* What to do
Copy out word for word the stretch of the listing from its first line through the line containing "menu-item-repayment[interactable]: 还款中心 bbox=[0, 602, 693, 690]", including both of those lines.
--------
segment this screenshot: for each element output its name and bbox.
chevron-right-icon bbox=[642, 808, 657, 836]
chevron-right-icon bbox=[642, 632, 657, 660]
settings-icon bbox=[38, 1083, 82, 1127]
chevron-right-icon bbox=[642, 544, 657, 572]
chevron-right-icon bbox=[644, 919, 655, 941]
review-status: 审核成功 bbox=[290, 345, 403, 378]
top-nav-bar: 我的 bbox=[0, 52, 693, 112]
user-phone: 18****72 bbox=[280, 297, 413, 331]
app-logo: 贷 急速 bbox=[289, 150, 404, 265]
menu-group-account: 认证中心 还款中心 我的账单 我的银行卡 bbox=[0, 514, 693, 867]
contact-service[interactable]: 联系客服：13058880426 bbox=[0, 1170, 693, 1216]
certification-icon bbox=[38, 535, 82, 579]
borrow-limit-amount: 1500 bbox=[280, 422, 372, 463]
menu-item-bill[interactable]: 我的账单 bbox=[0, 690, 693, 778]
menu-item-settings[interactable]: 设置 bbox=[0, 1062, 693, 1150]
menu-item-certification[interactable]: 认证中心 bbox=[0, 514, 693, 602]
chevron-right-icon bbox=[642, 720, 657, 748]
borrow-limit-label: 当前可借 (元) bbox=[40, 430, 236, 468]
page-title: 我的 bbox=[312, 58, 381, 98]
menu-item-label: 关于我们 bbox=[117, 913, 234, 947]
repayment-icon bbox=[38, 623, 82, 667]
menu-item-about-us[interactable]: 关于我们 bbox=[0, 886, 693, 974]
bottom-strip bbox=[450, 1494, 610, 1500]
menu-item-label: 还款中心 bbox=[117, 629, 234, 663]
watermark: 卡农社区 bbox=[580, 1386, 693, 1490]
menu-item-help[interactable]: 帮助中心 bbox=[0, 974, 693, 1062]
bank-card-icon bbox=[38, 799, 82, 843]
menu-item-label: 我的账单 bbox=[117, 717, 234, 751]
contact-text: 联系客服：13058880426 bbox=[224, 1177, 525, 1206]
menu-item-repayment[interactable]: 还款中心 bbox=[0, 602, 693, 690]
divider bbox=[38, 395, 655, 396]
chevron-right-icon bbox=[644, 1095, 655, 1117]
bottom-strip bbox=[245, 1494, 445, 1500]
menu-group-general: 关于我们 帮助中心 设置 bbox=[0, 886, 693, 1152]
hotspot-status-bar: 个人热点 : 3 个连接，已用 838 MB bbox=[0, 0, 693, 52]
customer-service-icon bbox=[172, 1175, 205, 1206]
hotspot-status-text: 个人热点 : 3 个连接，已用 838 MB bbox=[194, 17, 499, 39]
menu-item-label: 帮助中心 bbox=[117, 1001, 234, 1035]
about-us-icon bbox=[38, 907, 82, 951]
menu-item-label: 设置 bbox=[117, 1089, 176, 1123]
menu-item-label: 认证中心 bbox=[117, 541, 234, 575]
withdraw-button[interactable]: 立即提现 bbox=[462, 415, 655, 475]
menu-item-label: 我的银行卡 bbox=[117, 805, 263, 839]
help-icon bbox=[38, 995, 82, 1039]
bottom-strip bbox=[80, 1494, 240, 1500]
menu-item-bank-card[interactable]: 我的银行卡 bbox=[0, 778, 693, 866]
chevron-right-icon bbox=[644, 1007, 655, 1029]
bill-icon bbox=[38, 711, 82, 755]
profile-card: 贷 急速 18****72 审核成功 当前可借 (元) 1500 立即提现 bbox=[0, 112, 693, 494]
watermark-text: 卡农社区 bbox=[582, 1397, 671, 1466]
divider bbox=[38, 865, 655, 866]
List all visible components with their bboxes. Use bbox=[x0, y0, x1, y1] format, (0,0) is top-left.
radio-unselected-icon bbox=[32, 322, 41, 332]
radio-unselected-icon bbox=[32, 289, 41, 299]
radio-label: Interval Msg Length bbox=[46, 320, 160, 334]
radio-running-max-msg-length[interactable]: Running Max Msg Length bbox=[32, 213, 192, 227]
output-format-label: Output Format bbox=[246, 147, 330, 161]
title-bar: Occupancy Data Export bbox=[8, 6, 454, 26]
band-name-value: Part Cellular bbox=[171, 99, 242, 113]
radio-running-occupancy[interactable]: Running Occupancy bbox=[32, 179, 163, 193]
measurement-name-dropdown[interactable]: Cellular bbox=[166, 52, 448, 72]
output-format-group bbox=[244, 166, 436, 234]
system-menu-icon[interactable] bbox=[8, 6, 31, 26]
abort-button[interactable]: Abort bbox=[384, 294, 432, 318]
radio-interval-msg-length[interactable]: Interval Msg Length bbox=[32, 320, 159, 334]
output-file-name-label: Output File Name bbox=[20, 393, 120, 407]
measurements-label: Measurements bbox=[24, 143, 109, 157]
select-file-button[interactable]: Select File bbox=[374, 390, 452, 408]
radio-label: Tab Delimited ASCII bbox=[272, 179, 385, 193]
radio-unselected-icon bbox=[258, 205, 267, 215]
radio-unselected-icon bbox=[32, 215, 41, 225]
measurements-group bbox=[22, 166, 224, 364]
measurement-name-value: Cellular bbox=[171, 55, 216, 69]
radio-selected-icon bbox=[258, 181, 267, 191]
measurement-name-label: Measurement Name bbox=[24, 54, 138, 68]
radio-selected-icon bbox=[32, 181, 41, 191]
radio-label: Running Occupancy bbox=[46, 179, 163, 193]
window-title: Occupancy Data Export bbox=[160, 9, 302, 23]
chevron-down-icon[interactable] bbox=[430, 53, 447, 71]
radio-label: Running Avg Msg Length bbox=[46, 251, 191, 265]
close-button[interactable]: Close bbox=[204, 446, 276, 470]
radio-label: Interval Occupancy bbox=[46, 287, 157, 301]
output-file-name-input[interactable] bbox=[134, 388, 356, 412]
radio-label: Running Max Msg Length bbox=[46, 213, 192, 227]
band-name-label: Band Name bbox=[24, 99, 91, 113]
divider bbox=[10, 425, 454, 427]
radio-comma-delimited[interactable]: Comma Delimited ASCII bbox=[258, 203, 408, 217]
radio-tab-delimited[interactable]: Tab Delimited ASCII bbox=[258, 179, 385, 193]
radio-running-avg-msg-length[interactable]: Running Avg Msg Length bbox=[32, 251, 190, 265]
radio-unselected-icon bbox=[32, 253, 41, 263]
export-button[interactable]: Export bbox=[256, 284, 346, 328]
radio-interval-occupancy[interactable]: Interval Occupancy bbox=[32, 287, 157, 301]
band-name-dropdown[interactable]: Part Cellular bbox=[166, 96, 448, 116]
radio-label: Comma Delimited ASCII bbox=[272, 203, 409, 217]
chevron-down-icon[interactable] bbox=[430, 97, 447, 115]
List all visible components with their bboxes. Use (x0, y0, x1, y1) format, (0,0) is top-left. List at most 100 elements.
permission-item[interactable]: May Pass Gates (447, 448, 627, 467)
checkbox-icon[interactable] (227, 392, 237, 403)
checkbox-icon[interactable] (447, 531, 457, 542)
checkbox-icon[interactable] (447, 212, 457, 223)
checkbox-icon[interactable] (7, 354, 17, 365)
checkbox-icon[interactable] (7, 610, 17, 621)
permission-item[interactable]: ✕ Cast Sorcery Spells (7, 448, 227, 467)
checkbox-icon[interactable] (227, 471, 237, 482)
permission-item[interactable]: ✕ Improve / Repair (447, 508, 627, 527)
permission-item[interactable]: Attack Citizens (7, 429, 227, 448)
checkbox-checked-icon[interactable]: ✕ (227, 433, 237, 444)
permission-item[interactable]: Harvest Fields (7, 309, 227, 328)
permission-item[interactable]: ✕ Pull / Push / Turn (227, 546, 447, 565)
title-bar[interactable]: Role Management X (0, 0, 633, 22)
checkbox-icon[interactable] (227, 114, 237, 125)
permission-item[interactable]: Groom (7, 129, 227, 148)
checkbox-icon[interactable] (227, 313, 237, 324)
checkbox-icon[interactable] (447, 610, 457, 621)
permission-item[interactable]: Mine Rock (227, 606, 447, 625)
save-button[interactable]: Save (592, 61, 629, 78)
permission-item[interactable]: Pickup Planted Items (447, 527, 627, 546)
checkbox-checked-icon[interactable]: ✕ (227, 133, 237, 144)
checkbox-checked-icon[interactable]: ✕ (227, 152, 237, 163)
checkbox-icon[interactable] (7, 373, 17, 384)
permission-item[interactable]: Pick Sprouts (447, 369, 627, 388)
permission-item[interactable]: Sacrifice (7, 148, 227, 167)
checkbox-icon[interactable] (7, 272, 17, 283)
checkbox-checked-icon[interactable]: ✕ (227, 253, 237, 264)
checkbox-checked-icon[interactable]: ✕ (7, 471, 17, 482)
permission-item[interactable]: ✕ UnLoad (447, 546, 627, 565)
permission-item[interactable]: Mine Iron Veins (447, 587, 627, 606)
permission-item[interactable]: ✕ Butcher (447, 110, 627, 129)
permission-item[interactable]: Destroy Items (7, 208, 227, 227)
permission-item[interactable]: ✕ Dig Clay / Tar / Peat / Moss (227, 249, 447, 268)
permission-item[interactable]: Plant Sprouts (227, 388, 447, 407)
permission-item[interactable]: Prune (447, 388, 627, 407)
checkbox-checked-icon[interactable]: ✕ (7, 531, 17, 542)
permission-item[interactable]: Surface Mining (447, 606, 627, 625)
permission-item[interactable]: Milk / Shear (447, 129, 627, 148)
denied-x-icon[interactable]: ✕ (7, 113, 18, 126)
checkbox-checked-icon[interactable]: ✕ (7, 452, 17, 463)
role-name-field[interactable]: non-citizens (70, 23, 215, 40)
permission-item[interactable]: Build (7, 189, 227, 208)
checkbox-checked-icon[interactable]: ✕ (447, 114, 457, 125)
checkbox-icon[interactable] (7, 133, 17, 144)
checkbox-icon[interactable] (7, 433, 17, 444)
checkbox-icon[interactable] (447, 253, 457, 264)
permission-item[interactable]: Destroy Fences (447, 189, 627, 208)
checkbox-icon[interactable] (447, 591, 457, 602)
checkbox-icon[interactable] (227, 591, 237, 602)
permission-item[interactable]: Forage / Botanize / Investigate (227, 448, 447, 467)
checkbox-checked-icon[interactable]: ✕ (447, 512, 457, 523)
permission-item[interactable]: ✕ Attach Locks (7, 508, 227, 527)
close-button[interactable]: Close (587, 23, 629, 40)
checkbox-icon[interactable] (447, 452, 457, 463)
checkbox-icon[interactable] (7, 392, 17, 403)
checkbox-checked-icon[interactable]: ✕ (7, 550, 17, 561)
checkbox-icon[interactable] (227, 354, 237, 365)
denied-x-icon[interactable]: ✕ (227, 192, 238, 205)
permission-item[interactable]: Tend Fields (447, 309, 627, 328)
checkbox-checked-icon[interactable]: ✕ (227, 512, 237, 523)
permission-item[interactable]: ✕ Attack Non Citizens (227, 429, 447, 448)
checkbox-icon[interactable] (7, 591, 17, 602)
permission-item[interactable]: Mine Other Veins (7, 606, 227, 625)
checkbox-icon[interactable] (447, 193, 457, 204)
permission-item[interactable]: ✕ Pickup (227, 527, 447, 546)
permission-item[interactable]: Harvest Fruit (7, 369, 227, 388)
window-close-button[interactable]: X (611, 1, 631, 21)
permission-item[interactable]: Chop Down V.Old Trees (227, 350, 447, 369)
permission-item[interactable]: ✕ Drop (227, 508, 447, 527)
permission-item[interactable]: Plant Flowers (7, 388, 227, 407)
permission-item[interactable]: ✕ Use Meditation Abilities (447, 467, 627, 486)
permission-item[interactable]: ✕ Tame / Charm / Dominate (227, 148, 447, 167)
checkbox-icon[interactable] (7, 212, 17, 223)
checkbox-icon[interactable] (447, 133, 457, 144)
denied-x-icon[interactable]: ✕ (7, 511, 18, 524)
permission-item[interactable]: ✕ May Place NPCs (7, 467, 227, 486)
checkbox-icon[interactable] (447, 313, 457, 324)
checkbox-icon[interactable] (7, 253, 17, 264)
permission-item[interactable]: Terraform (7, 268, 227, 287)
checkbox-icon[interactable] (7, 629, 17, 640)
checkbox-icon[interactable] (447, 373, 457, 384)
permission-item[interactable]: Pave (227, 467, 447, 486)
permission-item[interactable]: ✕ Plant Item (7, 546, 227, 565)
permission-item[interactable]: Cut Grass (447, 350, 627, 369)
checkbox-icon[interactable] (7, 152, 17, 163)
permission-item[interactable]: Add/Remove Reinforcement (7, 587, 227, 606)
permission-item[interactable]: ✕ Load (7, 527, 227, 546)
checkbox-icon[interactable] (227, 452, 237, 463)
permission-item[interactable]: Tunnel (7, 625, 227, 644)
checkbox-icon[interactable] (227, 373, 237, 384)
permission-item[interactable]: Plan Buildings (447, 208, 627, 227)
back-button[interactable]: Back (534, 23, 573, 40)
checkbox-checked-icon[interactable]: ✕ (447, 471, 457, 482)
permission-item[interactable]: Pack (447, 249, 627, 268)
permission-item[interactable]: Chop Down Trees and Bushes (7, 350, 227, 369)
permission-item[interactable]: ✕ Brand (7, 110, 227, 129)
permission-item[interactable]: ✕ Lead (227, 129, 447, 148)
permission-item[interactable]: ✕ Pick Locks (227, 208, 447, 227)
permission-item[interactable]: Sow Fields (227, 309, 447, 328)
--------
* The result
segment this screenshot: for each element output its name and bbox.
chevron-right-icon bbox=[642, 808, 657, 836]
chevron-right-icon bbox=[642, 632, 657, 660]
settings-icon bbox=[38, 1083, 82, 1127]
chevron-right-icon bbox=[642, 544, 657, 572]
chevron-right-icon bbox=[644, 919, 655, 941]
review-status: 审核成功 bbox=[290, 345, 403, 378]
top-nav-bar: 我的 bbox=[0, 52, 693, 112]
user-phone: 18****72 bbox=[280, 297, 413, 331]
app-logo: 贷 急速 bbox=[289, 150, 404, 265]
menu-group-account: 认证中心 还款中心 我的账单 我的银行卡 bbox=[0, 514, 693, 867]
contact-service[interactable]: 联系客服：13058880426 bbox=[0, 1170, 693, 1216]
certification-icon bbox=[38, 535, 82, 579]
borrow-limit-amount: 1500 bbox=[280, 422, 372, 463]
menu-item-bill[interactable]: 我的账单 bbox=[0, 690, 693, 778]
menu-item-settings[interactable]: 设置 bbox=[0, 1062, 693, 1150]
menu-item-certification[interactable]: 认证中心 bbox=[0, 514, 693, 602]
chevron-right-icon bbox=[642, 720, 657, 748]
borrow-limit-label: 当前可借 (元) bbox=[40, 430, 236, 468]
page-title: 我的 bbox=[312, 58, 381, 98]
menu-item-label: 关于我们 bbox=[117, 913, 234, 947]
repayment-icon bbox=[38, 623, 82, 667]
menu-item-about-us[interactable]: 关于我们 bbox=[0, 886, 693, 974]
bottom-strip bbox=[450, 1494, 610, 1500]
menu-item-label: 还款中心 bbox=[117, 629, 234, 663]
watermark: 卡农社区 bbox=[580, 1386, 693, 1490]
menu-item-help[interactable]: 帮助中心 bbox=[0, 974, 693, 1062]
bank-card-icon bbox=[38, 799, 82, 843]
menu-item-label: 我的账单 bbox=[117, 717, 234, 751]
contact-text: 联系客服：13058880426 bbox=[224, 1177, 525, 1206]
menu-item-repayment[interactable]: 还款中心 bbox=[0, 602, 693, 690]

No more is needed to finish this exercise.